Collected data
•••••
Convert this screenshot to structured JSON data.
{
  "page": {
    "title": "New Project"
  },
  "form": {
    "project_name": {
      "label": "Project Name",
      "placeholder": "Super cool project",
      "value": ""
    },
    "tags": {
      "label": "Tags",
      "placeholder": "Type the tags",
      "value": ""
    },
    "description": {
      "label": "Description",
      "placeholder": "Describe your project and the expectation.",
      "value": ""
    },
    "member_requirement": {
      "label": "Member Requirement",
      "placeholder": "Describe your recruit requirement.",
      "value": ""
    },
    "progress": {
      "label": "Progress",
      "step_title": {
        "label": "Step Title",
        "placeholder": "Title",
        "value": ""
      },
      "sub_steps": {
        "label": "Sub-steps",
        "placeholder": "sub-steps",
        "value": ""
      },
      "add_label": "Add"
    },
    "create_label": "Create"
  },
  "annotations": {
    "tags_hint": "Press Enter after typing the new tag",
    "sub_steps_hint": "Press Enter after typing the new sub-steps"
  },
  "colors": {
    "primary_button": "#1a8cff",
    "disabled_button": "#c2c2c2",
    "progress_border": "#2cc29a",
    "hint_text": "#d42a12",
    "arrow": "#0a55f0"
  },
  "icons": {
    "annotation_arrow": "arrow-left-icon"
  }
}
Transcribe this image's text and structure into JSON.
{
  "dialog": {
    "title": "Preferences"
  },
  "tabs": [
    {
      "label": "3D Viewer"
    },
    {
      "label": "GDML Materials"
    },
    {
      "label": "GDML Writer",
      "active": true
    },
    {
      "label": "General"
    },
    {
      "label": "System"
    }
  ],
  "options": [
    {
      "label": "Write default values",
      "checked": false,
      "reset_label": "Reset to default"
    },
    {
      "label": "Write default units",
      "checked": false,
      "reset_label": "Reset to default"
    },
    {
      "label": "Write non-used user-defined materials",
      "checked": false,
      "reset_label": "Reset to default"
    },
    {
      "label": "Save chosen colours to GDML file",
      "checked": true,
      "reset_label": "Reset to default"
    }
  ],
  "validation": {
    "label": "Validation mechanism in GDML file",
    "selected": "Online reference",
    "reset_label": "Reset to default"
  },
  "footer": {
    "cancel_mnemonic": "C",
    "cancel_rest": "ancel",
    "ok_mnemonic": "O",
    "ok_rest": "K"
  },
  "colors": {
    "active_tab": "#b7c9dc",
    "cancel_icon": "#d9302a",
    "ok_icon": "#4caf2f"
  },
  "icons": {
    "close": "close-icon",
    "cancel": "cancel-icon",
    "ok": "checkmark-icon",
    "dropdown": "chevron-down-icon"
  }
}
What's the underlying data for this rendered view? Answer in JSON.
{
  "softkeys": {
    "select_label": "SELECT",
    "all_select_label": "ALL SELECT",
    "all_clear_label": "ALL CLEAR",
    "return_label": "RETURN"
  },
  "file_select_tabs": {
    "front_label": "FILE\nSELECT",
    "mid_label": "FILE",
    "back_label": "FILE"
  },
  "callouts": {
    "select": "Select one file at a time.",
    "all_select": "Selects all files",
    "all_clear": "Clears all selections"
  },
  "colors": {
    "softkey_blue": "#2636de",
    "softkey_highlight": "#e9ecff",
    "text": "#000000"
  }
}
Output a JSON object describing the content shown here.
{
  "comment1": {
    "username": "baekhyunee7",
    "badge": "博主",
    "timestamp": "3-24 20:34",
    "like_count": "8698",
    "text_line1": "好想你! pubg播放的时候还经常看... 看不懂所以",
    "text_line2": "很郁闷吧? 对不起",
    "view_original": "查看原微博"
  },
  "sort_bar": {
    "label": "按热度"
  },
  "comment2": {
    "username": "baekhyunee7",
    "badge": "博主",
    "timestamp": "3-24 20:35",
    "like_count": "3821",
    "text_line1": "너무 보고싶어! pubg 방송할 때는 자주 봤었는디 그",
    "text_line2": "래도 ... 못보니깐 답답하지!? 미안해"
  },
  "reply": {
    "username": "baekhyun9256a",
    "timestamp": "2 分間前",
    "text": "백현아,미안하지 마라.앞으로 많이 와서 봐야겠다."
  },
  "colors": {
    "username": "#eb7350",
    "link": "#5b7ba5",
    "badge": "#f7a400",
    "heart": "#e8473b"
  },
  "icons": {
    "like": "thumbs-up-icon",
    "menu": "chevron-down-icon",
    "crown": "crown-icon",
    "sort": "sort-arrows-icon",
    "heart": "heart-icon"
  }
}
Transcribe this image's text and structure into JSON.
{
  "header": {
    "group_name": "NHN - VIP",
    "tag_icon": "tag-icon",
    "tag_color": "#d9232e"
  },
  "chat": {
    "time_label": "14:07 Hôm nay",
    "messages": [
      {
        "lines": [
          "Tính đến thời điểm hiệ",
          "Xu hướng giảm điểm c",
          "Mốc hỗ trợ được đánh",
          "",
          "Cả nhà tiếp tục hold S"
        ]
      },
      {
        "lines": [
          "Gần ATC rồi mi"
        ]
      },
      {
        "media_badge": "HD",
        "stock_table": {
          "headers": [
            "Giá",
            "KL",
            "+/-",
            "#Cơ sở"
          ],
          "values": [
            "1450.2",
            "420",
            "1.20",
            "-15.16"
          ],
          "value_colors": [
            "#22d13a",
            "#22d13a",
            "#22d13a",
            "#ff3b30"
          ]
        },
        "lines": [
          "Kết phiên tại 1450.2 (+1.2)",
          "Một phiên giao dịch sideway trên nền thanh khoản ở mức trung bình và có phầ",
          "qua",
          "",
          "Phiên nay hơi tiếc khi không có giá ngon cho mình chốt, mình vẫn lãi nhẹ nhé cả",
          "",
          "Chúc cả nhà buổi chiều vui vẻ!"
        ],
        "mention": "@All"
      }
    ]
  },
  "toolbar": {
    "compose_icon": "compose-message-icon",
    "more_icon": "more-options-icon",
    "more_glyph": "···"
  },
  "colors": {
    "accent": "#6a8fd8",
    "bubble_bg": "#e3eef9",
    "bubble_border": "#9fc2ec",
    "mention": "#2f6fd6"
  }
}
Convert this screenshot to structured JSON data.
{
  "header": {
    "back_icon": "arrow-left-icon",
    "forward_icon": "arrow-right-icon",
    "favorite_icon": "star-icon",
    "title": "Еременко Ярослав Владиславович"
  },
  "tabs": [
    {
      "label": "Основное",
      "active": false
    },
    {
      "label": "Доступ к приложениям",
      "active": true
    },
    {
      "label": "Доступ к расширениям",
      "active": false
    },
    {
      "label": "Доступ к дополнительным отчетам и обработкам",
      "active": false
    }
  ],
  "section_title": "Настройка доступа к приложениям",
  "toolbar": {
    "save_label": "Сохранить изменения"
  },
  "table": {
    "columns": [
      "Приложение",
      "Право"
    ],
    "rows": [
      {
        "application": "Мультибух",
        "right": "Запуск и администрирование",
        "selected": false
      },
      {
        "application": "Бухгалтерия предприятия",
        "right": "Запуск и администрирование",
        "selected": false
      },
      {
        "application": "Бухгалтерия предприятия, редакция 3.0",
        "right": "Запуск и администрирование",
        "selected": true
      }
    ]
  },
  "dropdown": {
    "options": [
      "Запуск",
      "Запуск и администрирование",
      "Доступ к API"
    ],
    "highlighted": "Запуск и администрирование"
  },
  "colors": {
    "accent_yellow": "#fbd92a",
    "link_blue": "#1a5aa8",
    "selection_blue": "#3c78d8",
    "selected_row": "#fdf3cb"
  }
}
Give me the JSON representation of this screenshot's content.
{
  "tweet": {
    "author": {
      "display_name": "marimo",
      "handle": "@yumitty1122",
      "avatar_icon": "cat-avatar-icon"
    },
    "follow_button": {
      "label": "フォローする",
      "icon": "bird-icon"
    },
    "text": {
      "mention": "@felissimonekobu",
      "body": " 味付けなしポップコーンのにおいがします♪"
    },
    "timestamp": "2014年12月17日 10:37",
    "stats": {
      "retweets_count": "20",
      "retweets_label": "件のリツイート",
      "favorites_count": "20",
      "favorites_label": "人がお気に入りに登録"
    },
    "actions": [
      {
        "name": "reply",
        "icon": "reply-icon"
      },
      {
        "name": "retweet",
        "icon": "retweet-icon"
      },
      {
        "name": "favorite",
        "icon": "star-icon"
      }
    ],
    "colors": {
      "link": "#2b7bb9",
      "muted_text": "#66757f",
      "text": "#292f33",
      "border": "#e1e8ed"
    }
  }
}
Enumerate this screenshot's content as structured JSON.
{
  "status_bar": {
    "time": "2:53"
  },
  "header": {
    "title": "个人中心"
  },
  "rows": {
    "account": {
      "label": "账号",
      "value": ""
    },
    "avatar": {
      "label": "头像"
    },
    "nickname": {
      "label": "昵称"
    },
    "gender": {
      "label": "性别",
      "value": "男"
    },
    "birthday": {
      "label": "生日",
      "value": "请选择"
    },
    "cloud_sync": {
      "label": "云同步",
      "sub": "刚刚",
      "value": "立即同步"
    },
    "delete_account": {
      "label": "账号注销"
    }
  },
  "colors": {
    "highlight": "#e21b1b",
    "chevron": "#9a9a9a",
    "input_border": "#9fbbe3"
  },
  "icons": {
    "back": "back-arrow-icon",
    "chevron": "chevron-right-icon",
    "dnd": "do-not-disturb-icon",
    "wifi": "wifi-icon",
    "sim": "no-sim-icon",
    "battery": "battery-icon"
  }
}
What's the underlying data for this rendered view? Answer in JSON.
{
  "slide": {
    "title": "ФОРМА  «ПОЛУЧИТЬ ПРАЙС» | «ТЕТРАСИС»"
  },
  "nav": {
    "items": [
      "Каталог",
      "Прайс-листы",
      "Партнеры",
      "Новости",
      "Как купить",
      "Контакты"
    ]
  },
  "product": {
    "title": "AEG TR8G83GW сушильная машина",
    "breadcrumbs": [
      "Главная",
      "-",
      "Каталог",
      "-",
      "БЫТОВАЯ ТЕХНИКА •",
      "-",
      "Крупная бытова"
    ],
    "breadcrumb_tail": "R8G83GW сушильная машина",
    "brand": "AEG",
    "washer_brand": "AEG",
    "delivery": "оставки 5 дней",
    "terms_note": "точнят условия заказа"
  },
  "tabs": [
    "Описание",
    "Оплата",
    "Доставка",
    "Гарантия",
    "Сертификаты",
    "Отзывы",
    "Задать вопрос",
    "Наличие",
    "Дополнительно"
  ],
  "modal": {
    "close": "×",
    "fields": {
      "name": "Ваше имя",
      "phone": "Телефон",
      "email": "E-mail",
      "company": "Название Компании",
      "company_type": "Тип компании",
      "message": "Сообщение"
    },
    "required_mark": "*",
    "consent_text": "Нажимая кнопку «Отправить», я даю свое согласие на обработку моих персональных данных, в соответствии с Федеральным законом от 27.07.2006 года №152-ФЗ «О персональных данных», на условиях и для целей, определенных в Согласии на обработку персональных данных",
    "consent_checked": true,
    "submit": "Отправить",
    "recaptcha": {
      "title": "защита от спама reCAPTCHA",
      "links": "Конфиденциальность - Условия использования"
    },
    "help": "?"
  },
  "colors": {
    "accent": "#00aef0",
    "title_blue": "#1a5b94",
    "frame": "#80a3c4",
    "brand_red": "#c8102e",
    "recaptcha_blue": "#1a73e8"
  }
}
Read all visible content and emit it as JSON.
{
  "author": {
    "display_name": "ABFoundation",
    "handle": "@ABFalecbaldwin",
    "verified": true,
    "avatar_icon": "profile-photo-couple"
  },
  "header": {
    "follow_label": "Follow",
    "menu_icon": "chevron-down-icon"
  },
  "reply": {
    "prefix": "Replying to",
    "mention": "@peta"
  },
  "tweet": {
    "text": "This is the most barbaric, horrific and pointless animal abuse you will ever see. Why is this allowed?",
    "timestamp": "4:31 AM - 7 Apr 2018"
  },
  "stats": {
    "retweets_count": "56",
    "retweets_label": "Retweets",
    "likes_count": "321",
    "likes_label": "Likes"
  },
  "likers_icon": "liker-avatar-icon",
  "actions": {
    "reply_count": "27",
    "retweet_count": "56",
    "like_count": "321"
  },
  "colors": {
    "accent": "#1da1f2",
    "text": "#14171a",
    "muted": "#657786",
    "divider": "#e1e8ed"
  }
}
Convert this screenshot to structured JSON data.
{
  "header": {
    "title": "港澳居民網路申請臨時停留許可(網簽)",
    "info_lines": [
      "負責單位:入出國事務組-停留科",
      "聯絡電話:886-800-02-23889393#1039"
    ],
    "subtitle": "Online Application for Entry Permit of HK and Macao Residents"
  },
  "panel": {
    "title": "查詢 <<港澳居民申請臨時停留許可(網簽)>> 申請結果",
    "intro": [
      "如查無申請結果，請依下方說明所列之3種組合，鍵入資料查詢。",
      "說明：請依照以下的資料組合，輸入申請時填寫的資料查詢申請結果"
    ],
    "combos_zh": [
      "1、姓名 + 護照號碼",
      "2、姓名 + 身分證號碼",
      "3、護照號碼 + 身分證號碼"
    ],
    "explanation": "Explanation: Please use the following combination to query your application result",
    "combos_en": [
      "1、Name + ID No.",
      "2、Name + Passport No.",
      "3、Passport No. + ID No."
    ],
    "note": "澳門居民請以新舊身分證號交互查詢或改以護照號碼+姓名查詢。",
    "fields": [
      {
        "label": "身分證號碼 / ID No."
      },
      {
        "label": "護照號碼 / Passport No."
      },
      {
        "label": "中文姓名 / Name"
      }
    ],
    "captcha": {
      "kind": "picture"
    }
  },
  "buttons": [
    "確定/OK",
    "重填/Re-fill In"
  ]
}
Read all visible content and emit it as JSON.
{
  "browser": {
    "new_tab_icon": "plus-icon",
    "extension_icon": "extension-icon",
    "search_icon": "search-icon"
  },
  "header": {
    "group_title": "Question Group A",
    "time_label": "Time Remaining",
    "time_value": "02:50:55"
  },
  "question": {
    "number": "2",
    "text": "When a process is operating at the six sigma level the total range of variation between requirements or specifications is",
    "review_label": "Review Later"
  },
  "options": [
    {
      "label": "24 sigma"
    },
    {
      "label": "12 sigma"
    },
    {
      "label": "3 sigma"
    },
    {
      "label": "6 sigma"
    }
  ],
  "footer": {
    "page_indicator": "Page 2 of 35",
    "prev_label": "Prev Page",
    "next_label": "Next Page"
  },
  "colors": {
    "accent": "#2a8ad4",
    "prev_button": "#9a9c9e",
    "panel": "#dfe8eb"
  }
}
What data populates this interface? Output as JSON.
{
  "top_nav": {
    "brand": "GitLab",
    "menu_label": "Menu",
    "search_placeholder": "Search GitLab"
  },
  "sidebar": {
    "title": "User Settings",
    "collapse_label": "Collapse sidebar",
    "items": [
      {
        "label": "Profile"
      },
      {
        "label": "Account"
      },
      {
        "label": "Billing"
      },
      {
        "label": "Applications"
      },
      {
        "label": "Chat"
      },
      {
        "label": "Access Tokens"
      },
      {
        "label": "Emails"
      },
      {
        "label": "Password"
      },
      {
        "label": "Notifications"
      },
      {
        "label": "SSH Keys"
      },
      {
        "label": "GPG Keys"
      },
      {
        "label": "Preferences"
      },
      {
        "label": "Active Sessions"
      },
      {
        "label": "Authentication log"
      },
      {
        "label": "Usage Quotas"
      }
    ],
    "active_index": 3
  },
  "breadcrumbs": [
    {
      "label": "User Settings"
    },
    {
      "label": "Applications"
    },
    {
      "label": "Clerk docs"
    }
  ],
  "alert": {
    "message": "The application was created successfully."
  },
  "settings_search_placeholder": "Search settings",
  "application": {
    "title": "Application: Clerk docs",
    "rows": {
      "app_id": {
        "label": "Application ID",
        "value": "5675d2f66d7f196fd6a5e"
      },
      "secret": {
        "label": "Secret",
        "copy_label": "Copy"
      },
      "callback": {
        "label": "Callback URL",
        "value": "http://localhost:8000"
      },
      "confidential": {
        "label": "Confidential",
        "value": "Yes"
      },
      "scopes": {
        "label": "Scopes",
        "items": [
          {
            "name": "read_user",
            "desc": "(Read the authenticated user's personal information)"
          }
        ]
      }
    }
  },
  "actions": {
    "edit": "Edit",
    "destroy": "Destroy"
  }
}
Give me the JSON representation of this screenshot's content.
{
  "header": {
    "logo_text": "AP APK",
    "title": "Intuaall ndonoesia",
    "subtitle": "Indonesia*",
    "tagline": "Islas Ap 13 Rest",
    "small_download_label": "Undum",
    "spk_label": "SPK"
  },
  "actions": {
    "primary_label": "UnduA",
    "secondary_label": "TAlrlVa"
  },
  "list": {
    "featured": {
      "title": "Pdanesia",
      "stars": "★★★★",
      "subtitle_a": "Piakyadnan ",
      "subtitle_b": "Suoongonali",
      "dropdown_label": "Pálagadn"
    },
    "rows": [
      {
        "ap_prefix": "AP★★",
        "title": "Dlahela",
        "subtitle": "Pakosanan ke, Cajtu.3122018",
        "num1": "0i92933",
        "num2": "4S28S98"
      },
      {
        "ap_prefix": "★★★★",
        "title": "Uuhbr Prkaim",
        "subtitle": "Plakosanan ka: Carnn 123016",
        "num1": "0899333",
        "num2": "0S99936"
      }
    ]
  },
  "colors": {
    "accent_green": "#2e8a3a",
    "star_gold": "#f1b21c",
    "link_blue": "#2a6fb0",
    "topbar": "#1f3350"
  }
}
•••••
=== Problem to solve ===
Find the word "Отправить" in the entries, and copy every line it shows up in.

=== Full output ===
    "consent_text": "Нажимая кнопку «Отправить», я даю свое согласие на обработку моих персональных данных, в соответствии с Федеральным законом от 27.07.2006 года №152-ФЗ «О персональных данных», на условиях и для целей, определенных в Согласии на обработку персональных данных",
    "submit": "Отправить",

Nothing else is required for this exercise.